- **Stated problem**:
Gather every line holding the string "this".

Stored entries
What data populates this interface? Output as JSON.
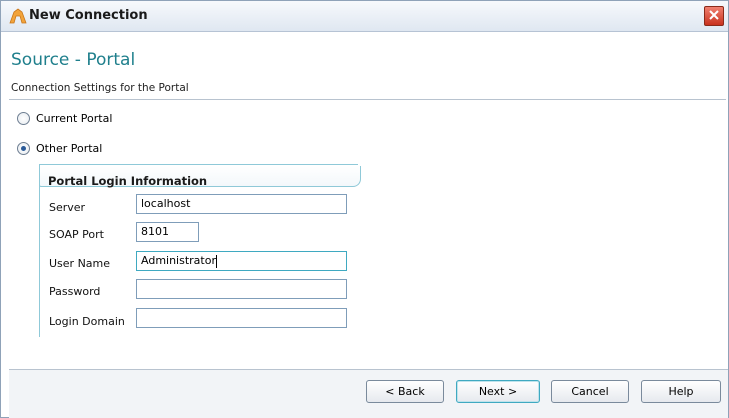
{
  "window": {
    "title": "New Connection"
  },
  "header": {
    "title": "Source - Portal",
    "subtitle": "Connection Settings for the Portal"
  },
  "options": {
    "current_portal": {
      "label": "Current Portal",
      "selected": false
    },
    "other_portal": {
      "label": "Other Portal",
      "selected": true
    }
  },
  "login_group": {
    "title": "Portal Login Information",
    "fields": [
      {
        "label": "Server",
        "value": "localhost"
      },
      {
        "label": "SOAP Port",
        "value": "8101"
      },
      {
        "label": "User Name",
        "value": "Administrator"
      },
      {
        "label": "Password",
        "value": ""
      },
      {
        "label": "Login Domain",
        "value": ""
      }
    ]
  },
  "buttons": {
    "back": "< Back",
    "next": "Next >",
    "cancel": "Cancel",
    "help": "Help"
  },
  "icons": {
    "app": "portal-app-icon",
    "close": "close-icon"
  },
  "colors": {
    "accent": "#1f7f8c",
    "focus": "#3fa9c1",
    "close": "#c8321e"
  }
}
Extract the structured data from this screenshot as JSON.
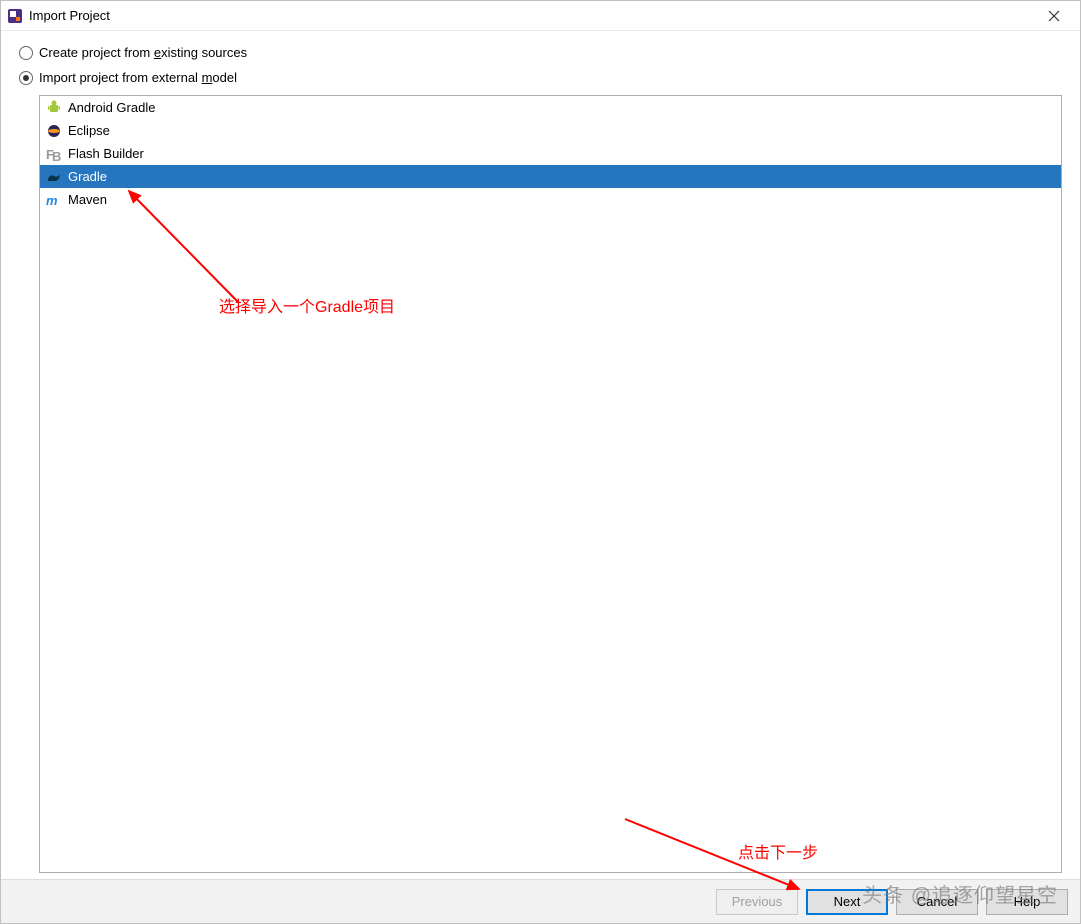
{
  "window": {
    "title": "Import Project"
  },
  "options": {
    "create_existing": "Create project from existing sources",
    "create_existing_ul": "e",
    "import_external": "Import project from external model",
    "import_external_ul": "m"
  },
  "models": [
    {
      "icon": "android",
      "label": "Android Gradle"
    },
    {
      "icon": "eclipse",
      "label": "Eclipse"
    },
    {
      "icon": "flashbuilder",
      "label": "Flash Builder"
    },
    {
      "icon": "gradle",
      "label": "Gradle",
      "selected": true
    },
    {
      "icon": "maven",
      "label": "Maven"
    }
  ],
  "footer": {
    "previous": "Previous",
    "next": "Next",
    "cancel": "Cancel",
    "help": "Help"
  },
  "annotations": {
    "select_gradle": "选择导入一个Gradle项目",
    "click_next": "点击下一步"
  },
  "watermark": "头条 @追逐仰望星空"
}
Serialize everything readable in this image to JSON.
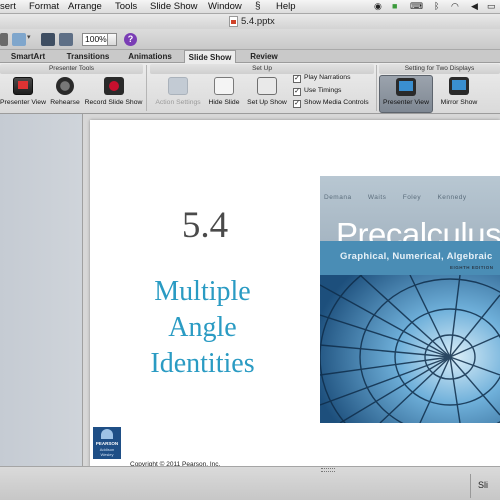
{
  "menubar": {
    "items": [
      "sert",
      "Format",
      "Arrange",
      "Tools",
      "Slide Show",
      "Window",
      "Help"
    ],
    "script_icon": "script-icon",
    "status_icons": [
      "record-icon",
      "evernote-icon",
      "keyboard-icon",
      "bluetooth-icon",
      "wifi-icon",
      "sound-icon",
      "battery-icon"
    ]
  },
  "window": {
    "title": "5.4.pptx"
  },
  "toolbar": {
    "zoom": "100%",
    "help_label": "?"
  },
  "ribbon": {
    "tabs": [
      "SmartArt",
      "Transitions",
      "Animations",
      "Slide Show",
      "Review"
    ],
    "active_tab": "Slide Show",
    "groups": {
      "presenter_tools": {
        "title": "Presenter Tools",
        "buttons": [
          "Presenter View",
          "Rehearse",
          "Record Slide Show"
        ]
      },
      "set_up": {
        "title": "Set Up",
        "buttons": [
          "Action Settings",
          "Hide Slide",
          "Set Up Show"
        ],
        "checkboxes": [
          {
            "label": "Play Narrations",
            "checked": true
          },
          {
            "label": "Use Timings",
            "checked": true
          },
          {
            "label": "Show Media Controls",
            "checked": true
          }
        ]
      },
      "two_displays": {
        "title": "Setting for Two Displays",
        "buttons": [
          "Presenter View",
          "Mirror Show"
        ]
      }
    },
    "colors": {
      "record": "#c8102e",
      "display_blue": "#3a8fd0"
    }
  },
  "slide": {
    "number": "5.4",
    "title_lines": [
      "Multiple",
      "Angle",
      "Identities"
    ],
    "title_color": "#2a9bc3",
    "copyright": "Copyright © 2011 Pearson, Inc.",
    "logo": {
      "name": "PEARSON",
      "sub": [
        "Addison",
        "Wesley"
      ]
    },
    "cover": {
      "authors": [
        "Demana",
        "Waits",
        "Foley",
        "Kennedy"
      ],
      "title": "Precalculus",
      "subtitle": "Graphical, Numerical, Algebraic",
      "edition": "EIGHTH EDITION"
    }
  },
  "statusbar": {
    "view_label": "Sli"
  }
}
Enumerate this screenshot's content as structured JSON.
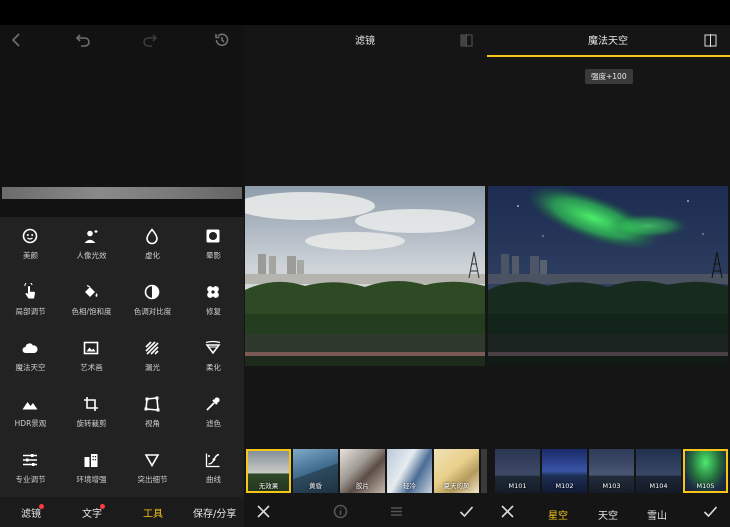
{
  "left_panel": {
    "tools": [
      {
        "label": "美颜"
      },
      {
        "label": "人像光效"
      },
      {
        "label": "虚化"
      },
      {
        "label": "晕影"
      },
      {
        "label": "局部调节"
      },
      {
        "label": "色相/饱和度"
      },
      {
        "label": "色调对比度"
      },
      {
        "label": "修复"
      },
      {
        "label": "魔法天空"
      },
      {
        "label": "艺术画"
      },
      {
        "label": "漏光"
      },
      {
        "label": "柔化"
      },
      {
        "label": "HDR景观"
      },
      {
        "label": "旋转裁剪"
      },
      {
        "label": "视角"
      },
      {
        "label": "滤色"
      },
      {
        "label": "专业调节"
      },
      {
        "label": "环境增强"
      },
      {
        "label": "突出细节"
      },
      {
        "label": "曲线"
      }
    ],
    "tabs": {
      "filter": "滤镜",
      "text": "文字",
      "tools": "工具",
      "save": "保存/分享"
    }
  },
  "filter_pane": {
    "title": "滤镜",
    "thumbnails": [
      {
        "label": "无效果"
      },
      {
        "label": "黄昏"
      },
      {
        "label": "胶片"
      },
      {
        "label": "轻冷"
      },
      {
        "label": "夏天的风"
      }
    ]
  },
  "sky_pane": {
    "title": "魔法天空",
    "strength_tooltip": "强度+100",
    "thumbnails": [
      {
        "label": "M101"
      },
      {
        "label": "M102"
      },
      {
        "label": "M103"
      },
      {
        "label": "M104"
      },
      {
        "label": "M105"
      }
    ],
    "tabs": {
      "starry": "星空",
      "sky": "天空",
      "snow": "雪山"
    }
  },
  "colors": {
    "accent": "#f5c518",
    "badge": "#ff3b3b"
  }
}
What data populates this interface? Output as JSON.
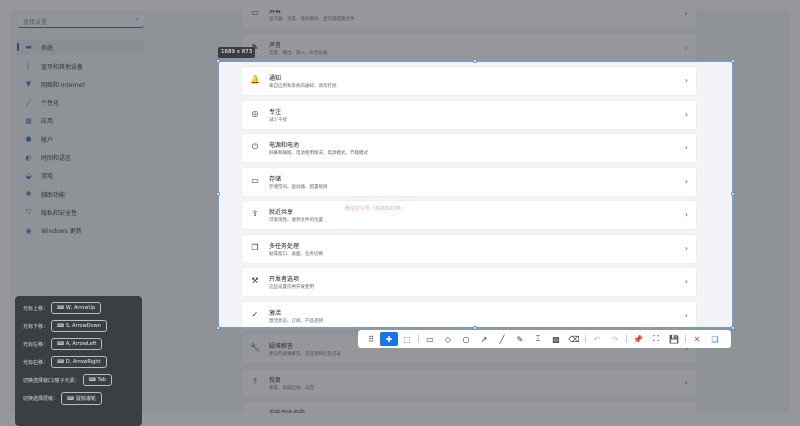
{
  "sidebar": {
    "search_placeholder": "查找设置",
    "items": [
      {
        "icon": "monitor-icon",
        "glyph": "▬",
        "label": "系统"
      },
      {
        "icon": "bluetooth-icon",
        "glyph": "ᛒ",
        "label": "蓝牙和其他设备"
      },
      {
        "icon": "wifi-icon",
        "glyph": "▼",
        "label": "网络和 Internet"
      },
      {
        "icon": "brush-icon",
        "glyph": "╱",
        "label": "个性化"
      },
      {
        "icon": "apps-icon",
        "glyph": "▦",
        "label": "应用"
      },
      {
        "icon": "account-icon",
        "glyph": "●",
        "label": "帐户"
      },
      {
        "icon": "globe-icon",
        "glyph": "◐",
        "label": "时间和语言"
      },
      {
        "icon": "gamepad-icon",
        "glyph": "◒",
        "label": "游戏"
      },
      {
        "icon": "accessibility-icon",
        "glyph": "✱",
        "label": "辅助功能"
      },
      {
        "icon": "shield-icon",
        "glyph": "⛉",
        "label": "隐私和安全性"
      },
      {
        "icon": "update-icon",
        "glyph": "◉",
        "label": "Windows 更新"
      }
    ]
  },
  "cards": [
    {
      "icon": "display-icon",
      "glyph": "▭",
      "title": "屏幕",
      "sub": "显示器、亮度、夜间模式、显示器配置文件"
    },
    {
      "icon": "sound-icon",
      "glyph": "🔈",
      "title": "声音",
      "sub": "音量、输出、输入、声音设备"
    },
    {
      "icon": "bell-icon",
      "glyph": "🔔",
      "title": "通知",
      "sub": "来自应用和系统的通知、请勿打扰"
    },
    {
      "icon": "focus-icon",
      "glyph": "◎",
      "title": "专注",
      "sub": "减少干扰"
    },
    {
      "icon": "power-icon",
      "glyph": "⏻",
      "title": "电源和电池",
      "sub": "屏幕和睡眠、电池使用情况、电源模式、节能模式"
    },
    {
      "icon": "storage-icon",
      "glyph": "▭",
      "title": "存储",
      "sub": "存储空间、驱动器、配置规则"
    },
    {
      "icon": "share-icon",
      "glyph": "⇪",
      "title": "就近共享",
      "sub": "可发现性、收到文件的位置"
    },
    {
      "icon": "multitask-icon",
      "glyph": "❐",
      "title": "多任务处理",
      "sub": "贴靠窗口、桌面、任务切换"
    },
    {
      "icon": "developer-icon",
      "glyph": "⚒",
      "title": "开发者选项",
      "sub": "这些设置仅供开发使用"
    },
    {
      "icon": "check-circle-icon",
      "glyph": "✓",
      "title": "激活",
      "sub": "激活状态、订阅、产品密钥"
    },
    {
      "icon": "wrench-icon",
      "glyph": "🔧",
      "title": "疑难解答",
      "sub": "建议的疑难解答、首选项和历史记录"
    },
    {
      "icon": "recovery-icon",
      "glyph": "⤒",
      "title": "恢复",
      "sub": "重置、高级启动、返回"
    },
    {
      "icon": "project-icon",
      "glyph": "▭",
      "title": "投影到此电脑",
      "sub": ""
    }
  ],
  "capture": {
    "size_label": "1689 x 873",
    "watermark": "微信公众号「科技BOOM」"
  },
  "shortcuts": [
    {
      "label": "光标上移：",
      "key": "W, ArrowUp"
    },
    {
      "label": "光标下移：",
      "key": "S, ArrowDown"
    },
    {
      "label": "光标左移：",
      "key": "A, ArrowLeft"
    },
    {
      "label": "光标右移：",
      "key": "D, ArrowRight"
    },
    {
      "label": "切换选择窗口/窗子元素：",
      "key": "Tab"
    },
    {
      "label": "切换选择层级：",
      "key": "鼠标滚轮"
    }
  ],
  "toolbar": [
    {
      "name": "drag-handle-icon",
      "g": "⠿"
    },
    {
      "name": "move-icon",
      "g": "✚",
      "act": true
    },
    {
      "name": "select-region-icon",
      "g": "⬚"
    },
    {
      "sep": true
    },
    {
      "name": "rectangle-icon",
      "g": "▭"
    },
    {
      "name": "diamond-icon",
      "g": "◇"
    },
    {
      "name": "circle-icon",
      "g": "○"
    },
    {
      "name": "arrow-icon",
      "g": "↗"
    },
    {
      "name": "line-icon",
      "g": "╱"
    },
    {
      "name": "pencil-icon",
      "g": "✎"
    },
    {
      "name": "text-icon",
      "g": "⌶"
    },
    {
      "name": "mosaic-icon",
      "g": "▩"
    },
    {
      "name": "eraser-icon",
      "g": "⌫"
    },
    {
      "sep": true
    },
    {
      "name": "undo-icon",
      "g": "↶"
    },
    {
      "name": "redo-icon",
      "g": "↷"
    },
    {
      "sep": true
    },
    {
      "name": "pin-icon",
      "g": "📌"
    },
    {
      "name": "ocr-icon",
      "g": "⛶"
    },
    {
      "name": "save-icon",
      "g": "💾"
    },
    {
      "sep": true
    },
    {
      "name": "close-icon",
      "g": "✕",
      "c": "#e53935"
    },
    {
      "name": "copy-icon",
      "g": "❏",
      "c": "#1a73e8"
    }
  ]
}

- **The response**:
What data populates this interface? Output as JSON.
Extract the structured data from this screenshot as JSON.
Serialize everything readable in this image to JSON.
Enumerate this screenshot's content as structured JSON.
What data populates this interface? Output as JSON.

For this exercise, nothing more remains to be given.